## Begin

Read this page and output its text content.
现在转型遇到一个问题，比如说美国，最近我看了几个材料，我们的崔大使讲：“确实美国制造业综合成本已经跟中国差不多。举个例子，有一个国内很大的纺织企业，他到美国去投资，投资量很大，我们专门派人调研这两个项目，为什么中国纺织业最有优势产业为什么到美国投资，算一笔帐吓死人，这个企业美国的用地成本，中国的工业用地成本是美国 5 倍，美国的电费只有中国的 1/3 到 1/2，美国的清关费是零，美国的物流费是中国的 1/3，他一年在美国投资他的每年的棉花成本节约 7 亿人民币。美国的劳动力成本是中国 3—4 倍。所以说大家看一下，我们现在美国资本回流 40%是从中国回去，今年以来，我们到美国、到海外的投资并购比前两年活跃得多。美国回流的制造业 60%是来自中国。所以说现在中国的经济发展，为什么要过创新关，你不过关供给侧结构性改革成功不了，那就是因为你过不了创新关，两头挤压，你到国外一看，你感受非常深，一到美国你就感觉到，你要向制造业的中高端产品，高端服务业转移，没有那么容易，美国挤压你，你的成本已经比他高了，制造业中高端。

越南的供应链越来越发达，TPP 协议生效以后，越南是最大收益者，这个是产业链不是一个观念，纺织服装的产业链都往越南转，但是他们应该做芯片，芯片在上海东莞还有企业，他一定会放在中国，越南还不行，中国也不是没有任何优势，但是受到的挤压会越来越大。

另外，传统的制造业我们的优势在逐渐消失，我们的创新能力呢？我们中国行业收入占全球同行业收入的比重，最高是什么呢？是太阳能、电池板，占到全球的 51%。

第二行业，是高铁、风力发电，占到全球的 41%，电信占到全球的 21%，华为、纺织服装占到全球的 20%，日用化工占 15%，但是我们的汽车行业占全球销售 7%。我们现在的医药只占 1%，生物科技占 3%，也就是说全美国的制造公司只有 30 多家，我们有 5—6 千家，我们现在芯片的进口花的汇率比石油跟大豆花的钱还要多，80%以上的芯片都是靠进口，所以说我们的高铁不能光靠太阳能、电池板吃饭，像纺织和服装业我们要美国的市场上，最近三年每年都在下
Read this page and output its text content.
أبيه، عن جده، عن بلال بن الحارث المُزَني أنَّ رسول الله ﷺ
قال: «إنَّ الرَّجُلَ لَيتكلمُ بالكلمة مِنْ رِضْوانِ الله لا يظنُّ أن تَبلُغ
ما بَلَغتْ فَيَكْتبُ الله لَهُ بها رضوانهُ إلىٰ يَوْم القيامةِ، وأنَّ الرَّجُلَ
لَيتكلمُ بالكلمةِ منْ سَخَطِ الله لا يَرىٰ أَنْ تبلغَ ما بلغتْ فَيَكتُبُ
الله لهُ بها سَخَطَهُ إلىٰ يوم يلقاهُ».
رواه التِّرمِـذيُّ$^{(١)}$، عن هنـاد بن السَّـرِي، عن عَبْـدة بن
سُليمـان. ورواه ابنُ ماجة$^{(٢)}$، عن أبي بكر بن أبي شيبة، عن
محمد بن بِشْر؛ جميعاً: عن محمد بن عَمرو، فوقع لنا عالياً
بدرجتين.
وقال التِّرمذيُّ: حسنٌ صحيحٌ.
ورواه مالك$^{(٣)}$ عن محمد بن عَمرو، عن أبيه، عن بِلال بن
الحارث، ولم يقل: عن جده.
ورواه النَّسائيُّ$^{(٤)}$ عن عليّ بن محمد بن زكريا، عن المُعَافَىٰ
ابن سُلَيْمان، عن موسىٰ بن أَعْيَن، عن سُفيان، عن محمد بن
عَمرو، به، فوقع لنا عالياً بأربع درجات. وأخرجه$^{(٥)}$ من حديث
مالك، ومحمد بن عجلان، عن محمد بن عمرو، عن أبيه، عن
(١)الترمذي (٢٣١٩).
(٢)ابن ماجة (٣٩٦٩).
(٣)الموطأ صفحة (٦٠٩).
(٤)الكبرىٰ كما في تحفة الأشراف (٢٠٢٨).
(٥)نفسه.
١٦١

## End

Copy out the data shown above without altering anything.

Read this page and output its text content.
现在转型遇到一个问题，比如说美国，最近我看了几个材料，我们的崔大使讲：“确实美国制造业综合成本已经跟中国差不多。举个例子，有一个国内很大的纺织企业，他到美国去投资，投资量很大，我们专门派人调研这两个项目，为什么中国纺织业最有优势产业为什么到美国投资，算一笔帐吓死人，这个企业美国的用地成本，中国的工业用地成本是美国 5 倍，美国的电费只有中国的 1/3 到 1/2，美国的清关费是零，美国的物流费是中国的 1/3，他一年在美国投资他的每年的棉花成本节约 7 亿人民币。美国的劳动力成本是中国 3—4 倍。所以说大家看一下，我们现在美国资本回流 40%是从中国回去，今年以来，我们到美国、到海外的投资并购比前两年活跃得多。美国回流的制造业 60%是来自中国。所以说现在中国的经济发展，为什么要过创新关，你不过关供给侧结构性改革成功不了，那就是因为你过不了创新关，两头挤压，你到国外一看，你感受非常深，一到美国你就感觉到，你要向制造业的中高端产品，高端服务业转移，没有那么容易，美国挤压你，你的成本已经比他高了，制造业中高端。

越南的供应链越来越发达，TPP 协议生效以后，越南是最大收益者，这个是产业链不是一个观念，纺织服装的产业链都往越南转，但是他们应该做芯片，芯片在上海东莞还有企业，他一定会放在中国，越南还不行，中国也不是没有任何优势，但是受到的挤压会越来越大。

另外，传统的制造业我们的优势在逐渐消失，我们的创新能力呢？我们中国行业收入占全球同行业收入的比重，最高是什么呢？是太阳能、电池板，占到全球的 51%。

第二行业，是高铁、风力发电，占到全球的 41%，电信占到全球的 21%，华为、纺织服装占到全球的 20%，日用化工占 15%，但是我们的汽车行业占全球销售 7%。我们现在的医药只占 1%，生物科技占 3%，也就是说全美国的制造公司只有 30 多家，我们有 5—6 千家，我们现在芯片的进口花的汇率比石油跟大豆花的钱还要多，80%以上的芯片都是靠进口，所以说我们的高铁不能光靠太阳能、电池板吃饭，像纺织和服装业我们要美国的市场上，最近三年每年都在下
Read this page and output its text content.
أبيه، عن جده، عن بلال بن الحارث المُزَني أنَّ رسول الله ﷺ
قال: «إنَّ الرَّجُلَ لَيتكلمُ بالكلمة مِنْ رِضْوانِ الله لا يظنُّ أن تَبلُغ
ما بَلَغتْ فَيَكْتبُ الله لَهُ بها رضوانهُ إلىٰ يَوْم القيامةِ، وأنَّ الرَّجُلَ
لَيتكلمُ بالكلمةِ منْ سَخَطِ الله لا يَرىٰ أَنْ تبلغَ ما بلغتْ فَيَكتُبُ
الله لهُ بها سَخَطَهُ إلىٰ يوم يلقاهُ».
رواه التِّرمِـذيُّ$^{(١)}$، عن هنـاد بن السَّـرِي، عن عَبْـدة بن
سُليمـان. ورواه ابنُ ماجة$^{(٢)}$، عن أبي بكر بن أبي شيبة، عن
محمد بن بِشْر؛ جميعاً: عن محمد بن عَمرو، فوقع لنا عالياً
بدرجتين.
وقال التِّرمذيُّ: حسنٌ صحيحٌ.
ورواه مالك$^{(٣)}$ عن محمد بن عَمرو، عن أبيه، عن بِلال بن
الحارث، ولم يقل: عن جده.
ورواه النَّسائيُّ$^{(٤)}$ عن عليّ بن محمد بن زكريا، عن المُعَافَىٰ
ابن سُلَيْمان، عن موسىٰ بن أَعْيَن، عن سُفيان، عن محمد بن
عَمرو، به، فوقع لنا عالياً بأربع درجات. وأخرجه$^{(٥)}$ من حديث
مالك، ومحمد بن عجلان، عن محمد بن عمرو، عن أبيه، عن
(١)الترمذي (٢٣١٩).
(٢)ابن ماجة (٣٩٦٩).
(٣)الموطأ صفحة (٦٠٩).
(٤)الكبرىٰ كما في تحفة الأشراف (٢٠٢٨).
(٥)نفسه.
١٦١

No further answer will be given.